*DATA FOR THIS EXERCISE*:
<<<<

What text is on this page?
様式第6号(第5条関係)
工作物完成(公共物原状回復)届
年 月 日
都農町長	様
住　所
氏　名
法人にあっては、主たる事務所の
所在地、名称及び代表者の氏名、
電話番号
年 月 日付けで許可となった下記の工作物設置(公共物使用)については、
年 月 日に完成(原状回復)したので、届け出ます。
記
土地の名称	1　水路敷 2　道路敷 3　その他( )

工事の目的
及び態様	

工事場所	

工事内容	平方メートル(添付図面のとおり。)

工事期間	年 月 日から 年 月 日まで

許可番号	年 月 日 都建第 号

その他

>>>>

Repeat the records above exactly, from the first line to the last.

What text is on this page?
様式第6号(第5条関係)
工作物完成(公共物原状回復)届
年 月 日
都農町長	様
住　所
氏　名
法人にあっては、主たる事務所の
所在地、名称及び代表者の氏名、
電話番号
年 月 日付けで許可となった下記の工作物設置(公共物使用)については、
年 月 日に完成(原状回復)したので、届け出ます。
記
土地の名称	1　水路敷 2　道路敷 3　その他( )

工事の目的
及び態様	

工事場所	

工事内容	平方メートル(添付図面のとおり。)

工事期間	年 月 日から 年 月 日まで

許可番号	年 月 日 都建第 号

その他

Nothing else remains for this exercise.